(Figure content listings)
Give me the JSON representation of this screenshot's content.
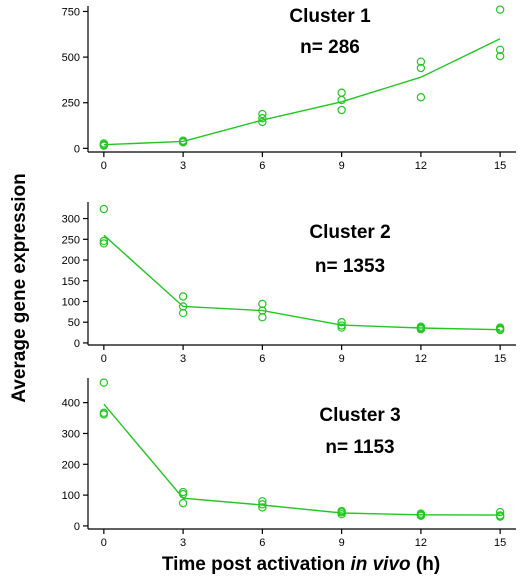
{
  "chart_data": [
    {
      "type": "scatter",
      "annotation_lines": [
        "Cluster 1",
        "n= 286"
      ],
      "x_ticks": [
        "0",
        "3",
        "6",
        "9",
        "12",
        "15"
      ],
      "y_ticks": [
        "0",
        "250",
        "500",
        "750"
      ],
      "xlim": [
        -0.6,
        15.6
      ],
      "ylim": [
        -20,
        780
      ],
      "line_color": "#22c722",
      "points": [
        [
          0,
          15
        ],
        [
          0,
          20
        ],
        [
          0,
          27
        ],
        [
          3,
          33
        ],
        [
          3,
          38
        ],
        [
          3,
          42
        ],
        [
          6,
          145
        ],
        [
          6,
          165
        ],
        [
          6,
          188
        ],
        [
          9,
          210
        ],
        [
          9,
          265
        ],
        [
          9,
          305
        ],
        [
          12,
          280
        ],
        [
          12,
          440
        ],
        [
          12,
          475
        ],
        [
          15,
          505
        ],
        [
          15,
          540
        ],
        [
          15,
          760
        ]
      ],
      "mean_line": [
        [
          0,
          20
        ],
        [
          3,
          38
        ],
        [
          6,
          155
        ],
        [
          9,
          255
        ],
        [
          12,
          390
        ],
        [
          15,
          600
        ]
      ]
    },
    {
      "type": "scatter",
      "annotation_lines": [
        "Cluster 2",
        "n= 1353"
      ],
      "x_ticks": [
        "0",
        "3",
        "6",
        "9",
        "12",
        "15"
      ],
      "y_ticks": [
        "0",
        "50",
        "100",
        "150",
        "200",
        "250",
        "300"
      ],
      "xlim": [
        -0.6,
        15.6
      ],
      "ylim": [
        -5,
        340
      ],
      "line_color": "#22c722",
      "points": [
        [
          0,
          240
        ],
        [
          0,
          246
        ],
        [
          0,
          323
        ],
        [
          3,
          72
        ],
        [
          3,
          88
        ],
        [
          3,
          112
        ],
        [
          6,
          62
        ],
        [
          6,
          78
        ],
        [
          6,
          94
        ],
        [
          9,
          37
        ],
        [
          9,
          42
        ],
        [
          9,
          50
        ],
        [
          12,
          33
        ],
        [
          12,
          36
        ],
        [
          12,
          39
        ],
        [
          15,
          31
        ],
        [
          15,
          34
        ],
        [
          15,
          37
        ]
      ],
      "mean_line": [
        [
          0,
          260
        ],
        [
          3,
          88
        ],
        [
          6,
          78
        ],
        [
          9,
          43
        ],
        [
          12,
          36
        ],
        [
          15,
          32
        ]
      ]
    },
    {
      "type": "scatter",
      "annotation_lines": [
        "Cluster 3",
        "n= 1153"
      ],
      "x_ticks": [
        "0",
        "3",
        "6",
        "9",
        "12",
        "15"
      ],
      "y_ticks": [
        "0",
        "100",
        "200",
        "300",
        "400"
      ],
      "xlim": [
        -0.6,
        15.6
      ],
      "ylim": [
        -10,
        480
      ],
      "line_color": "#22c722",
      "points": [
        [
          0,
          362
        ],
        [
          0,
          367
        ],
        [
          0,
          465
        ],
        [
          3,
          74
        ],
        [
          3,
          103
        ],
        [
          3,
          110
        ],
        [
          6,
          60
        ],
        [
          6,
          70
        ],
        [
          6,
          80
        ],
        [
          9,
          38
        ],
        [
          9,
          44
        ],
        [
          9,
          48
        ],
        [
          12,
          33
        ],
        [
          12,
          36
        ],
        [
          12,
          40
        ],
        [
          15,
          30
        ],
        [
          15,
          34
        ],
        [
          15,
          45
        ]
      ],
      "mean_line": [
        [
          0,
          395
        ],
        [
          3,
          90
        ],
        [
          6,
          68
        ],
        [
          9,
          42
        ],
        [
          12,
          36
        ],
        [
          15,
          35
        ]
      ]
    }
  ],
  "ylabel": "Average gene expression",
  "xlabel_parts": [
    "Time post activation ",
    "in vivo",
    " (h)"
  ]
}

WORK TASK:
Please repeat all of the data exactly, excluding images.

EXERCISE RESPONSE:
Give me the JSON representation of this screenshot's content.
{
  "chart_data": [
    {
      "type": "scatter",
      "annotation_lines": [
        "Cluster 1",
        "n= 286"
      ],
      "x_ticks": [
        "0",
        "3",
        "6",
        "9",
        "12",
        "15"
      ],
      "y_ticks": [
        "0",
        "250",
        "500",
        "750"
      ],
      "xlim": [
        -0.6,
        15.6
      ],
      "ylim": [
        -20,
        780
      ],
      "line_color": "#22c722",
      "points": [
        [
          0,
          15
        ],
        [
          0,
          20
        ],
        [
          0,
          27
        ],
        [
          3,
          33
        ],
        [
          3,
          38
        ],
        [
          3,
          42
        ],
        [
          6,
          145
        ],
        [
          6,
          165
        ],
        [
          6,
          188
        ],
        [
          9,
          210
        ],
        [
          9,
          265
        ],
        [
          9,
          305
        ],
        [
          12,
          280
        ],
        [
          12,
          440
        ],
        [
          12,
          475
        ],
        [
          15,
          505
        ],
        [
          15,
          540
        ],
        [
          15,
          760
        ]
      ],
      "mean_line": [
        [
          0,
          20
        ],
        [
          3,
          38
        ],
        [
          6,
          155
        ],
        [
          9,
          255
        ],
        [
          12,
          390
        ],
        [
          15,
          600
        ]
      ]
    },
    {
      "type": "scatter",
      "annotation_lines": [
        "Cluster 2",
        "n= 1353"
      ],
      "x_ticks": [
        "0",
        "3",
        "6",
        "9",
        "12",
        "15"
      ],
      "y_ticks": [
        "0",
        "50",
        "100",
        "150",
        "200",
        "250",
        "300"
      ],
      "xlim": [
        -0.6,
        15.6
      ],
      "ylim": [
        -5,
        340
      ],
      "line_color": "#22c722",
      "points": [
        [
          0,
          240
        ],
        [
          0,
          246
        ],
        [
          0,
          323
        ],
        [
          3,
          72
        ],
        [
          3,
          88
        ],
        [
          3,
          112
        ],
        [
          6,
          62
        ],
        [
          6,
          78
        ],
        [
          6,
          94
        ],
        [
          9,
          37
        ],
        [
          9,
          42
        ],
        [
          9,
          50
        ],
        [
          12,
          33
        ],
        [
          12,
          36
        ],
        [
          12,
          39
        ],
        [
          15,
          31
        ],
        [
          15,
          34
        ],
        [
          15,
          37
        ]
      ],
      "mean_line": [
        [
          0,
          260
        ],
        [
          3,
          88
        ],
        [
          6,
          78
        ],
        [
          9,
          43
        ],
        [
          12,
          36
        ],
        [
          15,
          32
        ]
      ]
    },
    {
      "type": "scatter",
      "annotation_lines": [
        "Cluster 3",
        "n= 1153"
      ],
      "x_ticks": [
        "0",
        "3",
        "6",
        "9",
        "12",
        "15"
      ],
      "y_ticks": [
        "0",
        "100",
        "200",
        "300",
        "400"
      ],
      "xlim": [
        -0.6,
        15.6
      ],
      "ylim": [
        -10,
        480
      ],
      "line_color": "#22c722",
      "points": [
        [
          0,
          362
        ],
        [
          0,
          367
        ],
        [
          0,
          465
        ],
        [
          3,
          74
        ],
        [
          3,
          103
        ],
        [
          3,
          110
        ],
        [
          6,
          60
        ],
        [
          6,
          70
        ],
        [
          6,
          80
        ],
        [
          9,
          38
        ],
        [
          9,
          44
        ],
        [
          9,
          48
        ],
        [
          12,
          33
        ],
        [
          12,
          36
        ],
        [
          12,
          40
        ],
        [
          15,
          30
        ],
        [
          15,
          34
        ],
        [
          15,
          45
        ]
      ],
      "mean_line": [
        [
          0,
          395
        ],
        [
          3,
          90
        ],
        [
          6,
          68
        ],
        [
          9,
          42
        ],
        [
          12,
          36
        ],
        [
          15,
          35
        ]
      ]
    }
  ],
  "ylabel": "Average gene expression",
  "xlabel_parts": [
    "Time post activation ",
    "in vivo",
    " (h)"
  ]
}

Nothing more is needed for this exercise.